### TASK INPUTS
--------

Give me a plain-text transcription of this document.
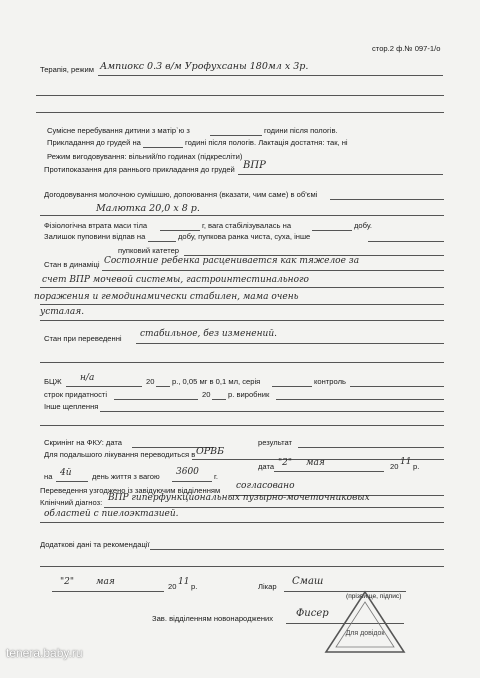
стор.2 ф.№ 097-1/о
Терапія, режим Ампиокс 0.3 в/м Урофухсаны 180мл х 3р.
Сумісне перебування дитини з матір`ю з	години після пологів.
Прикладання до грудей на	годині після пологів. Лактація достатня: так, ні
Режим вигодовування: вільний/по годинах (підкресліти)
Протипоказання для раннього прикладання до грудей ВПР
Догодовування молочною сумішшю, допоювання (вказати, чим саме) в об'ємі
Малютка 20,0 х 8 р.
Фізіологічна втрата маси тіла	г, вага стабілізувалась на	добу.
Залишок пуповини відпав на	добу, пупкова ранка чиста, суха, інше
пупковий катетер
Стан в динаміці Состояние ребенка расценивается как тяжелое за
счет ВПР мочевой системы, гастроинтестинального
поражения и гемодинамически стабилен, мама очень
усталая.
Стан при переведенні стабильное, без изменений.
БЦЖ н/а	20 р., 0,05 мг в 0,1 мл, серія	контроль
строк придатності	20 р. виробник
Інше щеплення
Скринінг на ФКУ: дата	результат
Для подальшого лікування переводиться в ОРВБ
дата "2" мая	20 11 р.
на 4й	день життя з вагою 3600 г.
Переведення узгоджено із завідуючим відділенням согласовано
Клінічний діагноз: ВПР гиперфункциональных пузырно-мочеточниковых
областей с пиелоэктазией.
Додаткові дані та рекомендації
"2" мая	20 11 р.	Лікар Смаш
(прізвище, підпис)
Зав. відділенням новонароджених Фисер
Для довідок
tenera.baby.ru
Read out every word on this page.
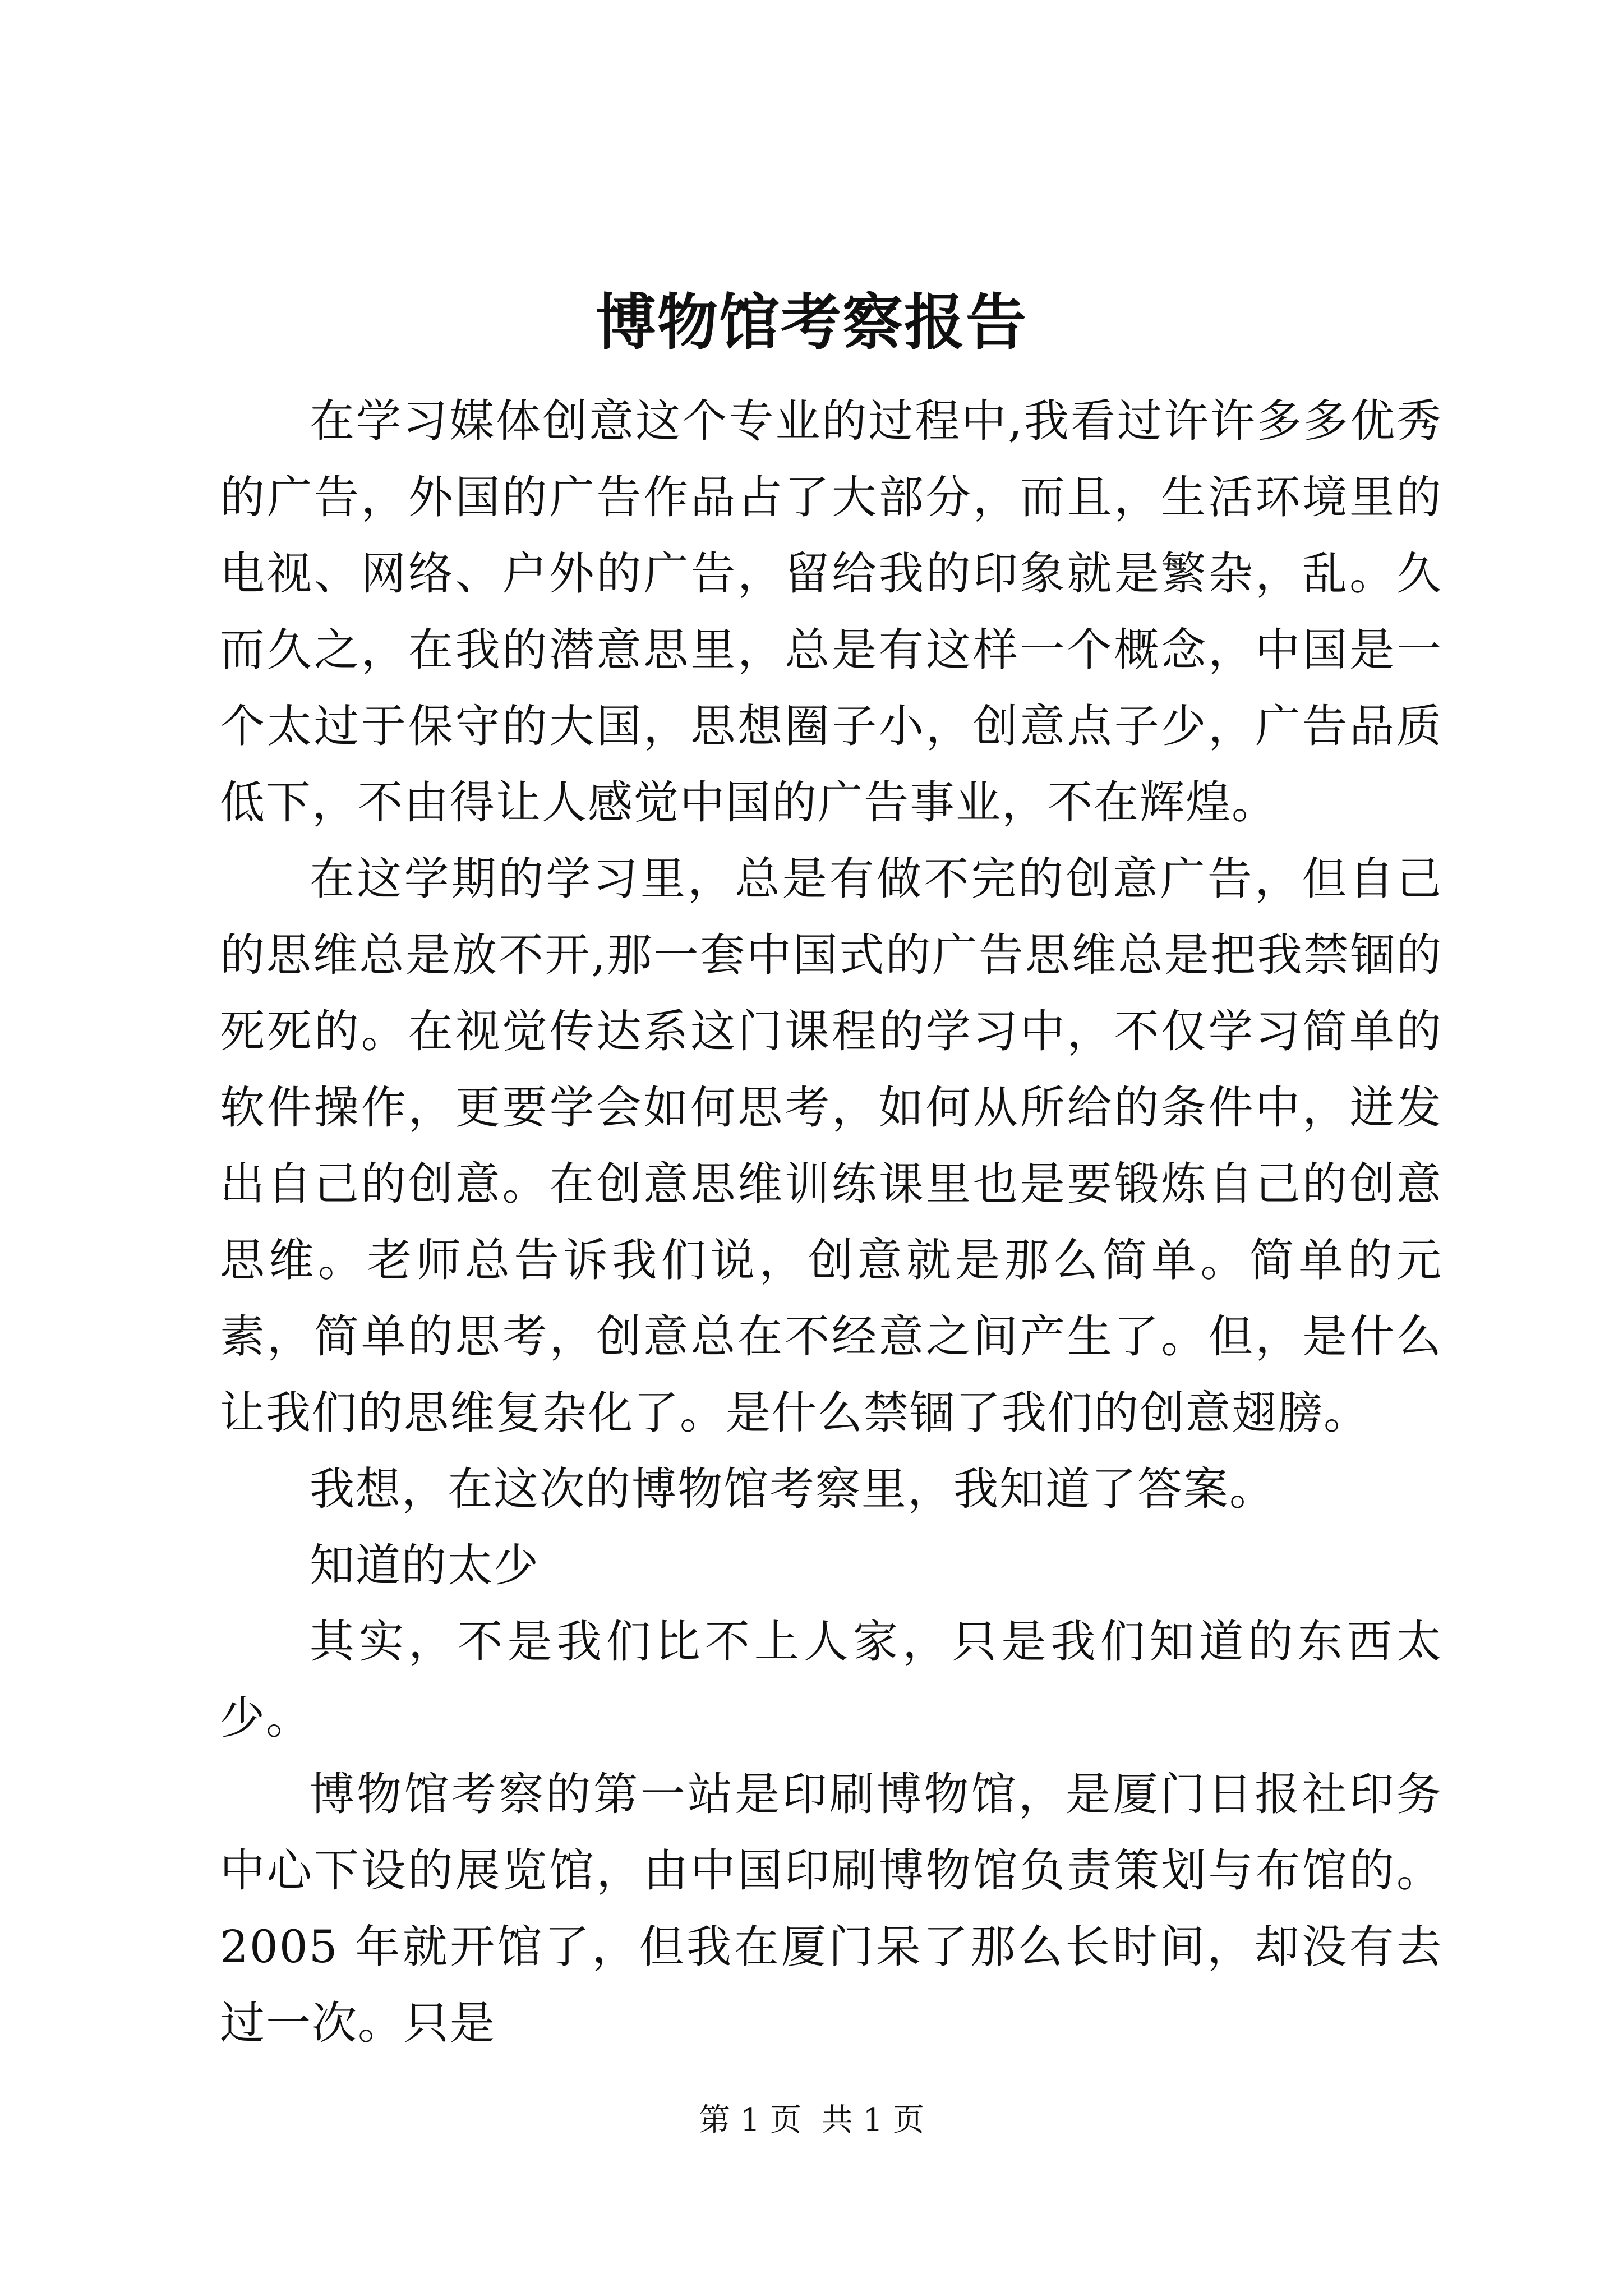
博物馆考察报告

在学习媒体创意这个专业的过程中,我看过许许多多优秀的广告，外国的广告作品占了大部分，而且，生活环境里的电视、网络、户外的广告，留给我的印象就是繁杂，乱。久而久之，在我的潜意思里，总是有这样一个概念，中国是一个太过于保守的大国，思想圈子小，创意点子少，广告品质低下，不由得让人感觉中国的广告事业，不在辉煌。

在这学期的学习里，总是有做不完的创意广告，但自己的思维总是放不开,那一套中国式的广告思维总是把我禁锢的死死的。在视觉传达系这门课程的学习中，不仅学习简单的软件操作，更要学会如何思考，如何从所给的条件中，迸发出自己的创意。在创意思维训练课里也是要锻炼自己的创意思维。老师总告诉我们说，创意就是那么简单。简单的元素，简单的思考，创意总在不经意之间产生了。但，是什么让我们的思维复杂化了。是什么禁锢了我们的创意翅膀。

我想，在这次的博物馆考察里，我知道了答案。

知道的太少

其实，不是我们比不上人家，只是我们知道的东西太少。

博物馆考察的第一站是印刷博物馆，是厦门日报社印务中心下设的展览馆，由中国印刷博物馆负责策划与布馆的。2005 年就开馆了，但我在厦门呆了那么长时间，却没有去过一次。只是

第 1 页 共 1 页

--------

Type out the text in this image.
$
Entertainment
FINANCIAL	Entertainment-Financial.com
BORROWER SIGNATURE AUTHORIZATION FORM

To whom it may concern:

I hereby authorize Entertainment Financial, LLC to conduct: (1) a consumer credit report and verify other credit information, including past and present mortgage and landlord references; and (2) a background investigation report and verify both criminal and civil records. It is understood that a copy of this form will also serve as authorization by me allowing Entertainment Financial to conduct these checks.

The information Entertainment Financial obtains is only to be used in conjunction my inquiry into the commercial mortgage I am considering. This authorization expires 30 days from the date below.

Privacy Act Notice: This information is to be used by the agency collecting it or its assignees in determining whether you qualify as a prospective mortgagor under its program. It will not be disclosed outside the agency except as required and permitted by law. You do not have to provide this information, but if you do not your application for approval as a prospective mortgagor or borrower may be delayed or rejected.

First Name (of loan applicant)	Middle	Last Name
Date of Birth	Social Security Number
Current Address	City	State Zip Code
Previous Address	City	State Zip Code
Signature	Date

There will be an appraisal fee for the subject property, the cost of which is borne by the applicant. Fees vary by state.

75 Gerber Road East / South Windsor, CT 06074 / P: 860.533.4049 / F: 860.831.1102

--------

### SHORT PROBLEM
Examine the records and report how many lines contain the string "used". Only the number should be given.

### FULL SOLUTION
2